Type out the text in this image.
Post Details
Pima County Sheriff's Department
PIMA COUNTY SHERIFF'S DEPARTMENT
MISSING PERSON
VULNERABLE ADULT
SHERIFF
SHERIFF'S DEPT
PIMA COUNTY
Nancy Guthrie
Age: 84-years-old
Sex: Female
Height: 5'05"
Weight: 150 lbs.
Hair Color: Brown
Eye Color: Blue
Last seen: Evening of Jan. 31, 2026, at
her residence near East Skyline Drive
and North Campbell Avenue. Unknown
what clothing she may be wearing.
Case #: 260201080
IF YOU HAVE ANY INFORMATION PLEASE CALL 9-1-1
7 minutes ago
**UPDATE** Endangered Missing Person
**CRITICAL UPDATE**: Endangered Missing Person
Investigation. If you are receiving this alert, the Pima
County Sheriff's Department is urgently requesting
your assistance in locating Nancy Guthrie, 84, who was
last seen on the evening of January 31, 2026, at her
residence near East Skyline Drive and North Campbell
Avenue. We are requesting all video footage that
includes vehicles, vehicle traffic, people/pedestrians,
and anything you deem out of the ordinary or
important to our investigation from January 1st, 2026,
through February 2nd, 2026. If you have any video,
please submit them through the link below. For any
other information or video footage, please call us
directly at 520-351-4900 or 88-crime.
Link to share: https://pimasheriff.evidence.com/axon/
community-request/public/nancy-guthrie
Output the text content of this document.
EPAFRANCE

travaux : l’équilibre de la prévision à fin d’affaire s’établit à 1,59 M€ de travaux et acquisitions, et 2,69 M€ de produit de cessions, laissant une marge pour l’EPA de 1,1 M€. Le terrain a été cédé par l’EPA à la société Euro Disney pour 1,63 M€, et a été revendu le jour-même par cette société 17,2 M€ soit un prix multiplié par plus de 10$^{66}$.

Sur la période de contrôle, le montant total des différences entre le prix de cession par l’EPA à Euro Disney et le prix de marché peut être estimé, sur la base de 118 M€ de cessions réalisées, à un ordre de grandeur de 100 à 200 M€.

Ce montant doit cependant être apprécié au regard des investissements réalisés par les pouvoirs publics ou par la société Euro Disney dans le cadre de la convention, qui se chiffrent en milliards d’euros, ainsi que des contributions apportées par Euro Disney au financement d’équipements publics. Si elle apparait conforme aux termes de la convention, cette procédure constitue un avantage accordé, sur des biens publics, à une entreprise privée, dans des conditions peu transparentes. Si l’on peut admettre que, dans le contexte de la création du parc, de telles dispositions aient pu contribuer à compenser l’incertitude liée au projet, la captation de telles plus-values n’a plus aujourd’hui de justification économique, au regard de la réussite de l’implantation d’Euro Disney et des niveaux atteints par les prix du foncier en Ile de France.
■ ■ ■
* The problem
All of the data must be returned exactly.

* Reply to the exercise
Type out the text in this image.
Post Details
Pima County Sheriff's Department
PIMA COUNTY SHERIFF'S DEPARTMENT
MISSING PERSON
VULNERABLE ADULT
SHERIFF
SHERIFF'S DEPT
PIMA COUNTY
Nancy Guthrie
Age: 84-years-old
Sex: Female
Height: 5'05"
Weight: 150 lbs.
Hair Color: Brown
Eye Color: Blue
Last seen: Evening of Jan. 31, 2026, at
her residence near East Skyline Drive
and North Campbell Avenue. Unknown
what clothing she may be wearing.
Case #: 260201080
IF YOU HAVE ANY INFORMATION PLEASE CALL 9-1-1
7 minutes ago
**UPDATE** Endangered Missing Person
**CRITICAL UPDATE**: Endangered Missing Person
Investigation. If you are receiving this alert, the Pima
County Sheriff's Department is urgently requesting
your assistance in locating Nancy Guthrie, 84, who was
last seen on the evening of January 31, 2026, at her
residence near East Skyline Drive and North Campbell
Avenue. We are requesting all video footage that
includes vehicles, vehicle traffic, people/pedestrians,
and anything you deem out of the ordinary or
important to our investigation from January 1st, 2026,
through February 2nd, 2026. If you have any video,
please submit them through the link below. For any
other information or video footage, please call us
directly at 520-351-4900 or 88-crime.
Link to share: https://pimasheriff.evidence.com/axon/
community-request/public/nancy-guthrie
Output the text content of this document.
EPAFRANCE

travaux : l’équilibre de la prévision à fin d’affaire s’établit à 1,59 M€ de travaux et acquisitions, et 2,69 M€ de produit de cessions, laissant une marge pour l’EPA de 1,1 M€. Le terrain a été cédé par l’EPA à la société Euro Disney pour 1,63 M€, et a été revendu le jour-même par cette société 17,2 M€ soit un prix multiplié par plus de 10$^{66}$.

Sur la période de contrôle, le montant total des différences entre le prix de cession par l’EPA à Euro Disney et le prix de marché peut être estimé, sur la base de 118 M€ de cessions réalisées, à un ordre de grandeur de 100 à 200 M€.

Ce montant doit cependant être apprécié au regard des investissements réalisés par les pouvoirs publics ou par la société Euro Disney dans le cadre de la convention, qui se chiffrent en milliards d’euros, ainsi que des contributions apportées par Euro Disney au financement d’équipements publics. Si elle apparait conforme aux termes de la convention, cette procédure constitue un avantage accordé, sur des biens publics, à une entreprise privée, dans des conditions peu transparentes. Si l’on peut admettre que, dans le contexte de la création du parc, de telles dispositions aient pu contribuer à compenser l’incertitude liée au projet, la captation de telles plus-values n’a plus aujourd’hui de justification économique, au regard de la réussite de l’implantation d’Euro Disney et des niveaux atteints par les prix du foncier en Ile de France.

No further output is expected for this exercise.